THE DATA:
+ + + +

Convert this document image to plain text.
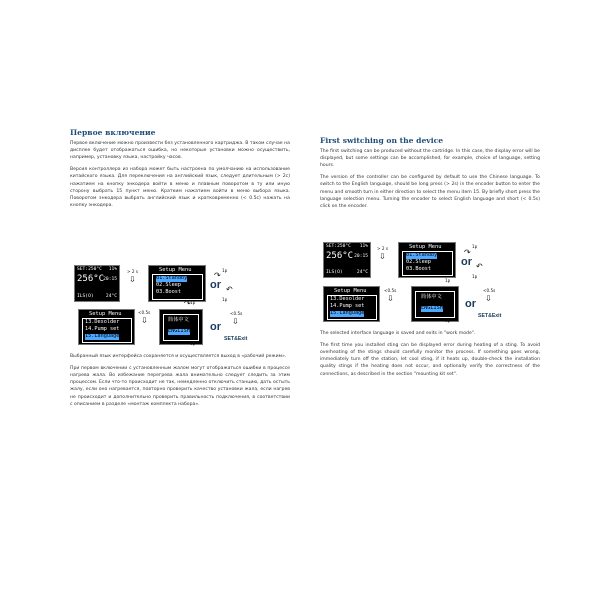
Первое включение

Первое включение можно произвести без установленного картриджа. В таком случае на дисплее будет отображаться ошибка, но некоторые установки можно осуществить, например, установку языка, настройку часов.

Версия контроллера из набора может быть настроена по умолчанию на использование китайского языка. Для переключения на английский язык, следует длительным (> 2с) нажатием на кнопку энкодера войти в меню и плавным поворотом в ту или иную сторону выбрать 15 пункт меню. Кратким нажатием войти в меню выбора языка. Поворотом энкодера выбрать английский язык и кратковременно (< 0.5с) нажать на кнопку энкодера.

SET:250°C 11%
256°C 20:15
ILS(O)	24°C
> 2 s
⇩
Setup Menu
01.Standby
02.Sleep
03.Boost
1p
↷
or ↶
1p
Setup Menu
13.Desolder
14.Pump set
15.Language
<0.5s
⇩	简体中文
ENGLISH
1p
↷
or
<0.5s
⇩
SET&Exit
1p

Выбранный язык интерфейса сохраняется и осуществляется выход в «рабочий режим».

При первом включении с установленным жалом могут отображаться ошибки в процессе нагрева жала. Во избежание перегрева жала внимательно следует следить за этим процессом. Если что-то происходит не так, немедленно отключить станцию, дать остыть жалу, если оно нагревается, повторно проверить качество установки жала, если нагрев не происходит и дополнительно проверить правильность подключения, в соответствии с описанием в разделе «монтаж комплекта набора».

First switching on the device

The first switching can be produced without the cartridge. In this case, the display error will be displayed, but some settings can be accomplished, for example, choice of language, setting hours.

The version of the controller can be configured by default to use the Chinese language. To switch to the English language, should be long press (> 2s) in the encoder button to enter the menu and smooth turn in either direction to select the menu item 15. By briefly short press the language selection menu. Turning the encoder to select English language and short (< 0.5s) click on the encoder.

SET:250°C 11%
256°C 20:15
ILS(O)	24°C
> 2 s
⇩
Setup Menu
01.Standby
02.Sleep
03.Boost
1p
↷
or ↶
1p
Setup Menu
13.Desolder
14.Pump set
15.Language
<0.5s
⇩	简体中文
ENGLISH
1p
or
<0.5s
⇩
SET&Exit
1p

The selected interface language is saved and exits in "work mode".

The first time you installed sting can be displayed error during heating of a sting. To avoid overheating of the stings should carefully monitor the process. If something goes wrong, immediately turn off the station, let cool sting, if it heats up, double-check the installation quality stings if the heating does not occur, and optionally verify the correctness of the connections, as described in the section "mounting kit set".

+ + + +

OBJECTIVE: Pictures are not part of the copy; reproduce everything else in the records exactly.

THE OUTPUT:
Convert this document image to plain text.
Первое включение

Первое включение можно произвести без установленного картриджа. В таком случае на дисплее будет отображаться ошибка, но некоторые установки можно осуществить, например, установку языка, настройку часов.

Версия контроллера из набора может быть настроена по умолчанию на использование китайского языка. Для переключения на английский язык, следует длительным (> 2с) нажатием на кнопку энкодера войти в меню и плавным поворотом в ту или иную сторону выбрать 15 пункт меню. Кратким нажатием войти в меню выбора языка. Поворотом энкодера выбрать английский язык и кратковременно (< 0.5с) нажать на кнопку энкодера.

SET:250°C 11%
256°C 20:15
ILS(O)	24°C
> 2 s
⇩
Setup Menu
01.Standby
02.Sleep
03.Boost
1p
↷
or ↶
1p
Setup Menu
13.Desolder
14.Pump set
15.Language
<0.5s
⇩	简体中文
ENGLISH
1p
↷
or
<0.5s
⇩
SET&Exit
1p

Выбранный язык интерфейса сохраняется и осуществляется выход в «рабочий режим».

При первом включении с установленным жалом могут отображаться ошибки в процессе нагрева жала. Во избежание перегрева жала внимательно следует следить за этим процессом. Если что-то происходит не так, немедленно отключить станцию, дать остыть жалу, если оно нагревается, повторно проверить качество установки жала, если нагрев не происходит и дополнительно проверить правильность подключения, в соответствии с описанием в разделе «монтаж комплекта набора».

First switching on the device

The first switching can be produced without the cartridge. In this case, the display error will be displayed, but some settings can be accomplished, for example, choice of language, setting hours.

The version of the controller can be configured by default to use the Chinese language. To switch to the English language, should be long press (> 2s) in the encoder button to enter the menu and smooth turn in either direction to select the menu item 15. By briefly short press the language selection menu. Turning the encoder to select English language and short (< 0.5s) click on the encoder.

SET:250°C 11%
256°C 20:15
ILS(O)	24°C
> 2 s
⇩
Setup Menu
01.Standby
02.Sleep
03.Boost
1p
↷
or ↶
1p
Setup Menu
13.Desolder
14.Pump set
15.Language
<0.5s
⇩	简体中文
ENGLISH
1p
or
<0.5s
⇩
SET&Exit
1p

The selected interface language is saved and exits in "work mode".

The first time you installed sting can be displayed error during heating of a sting. To avoid overheating of the stings should carefully monitor the process. If something goes wrong, immediately turn off the station, let cool sting, if it heats up, double-check the installation quality stings if the heating does not occur, and optionally verify the correctness of the connections, as described in the section "mounting kit set".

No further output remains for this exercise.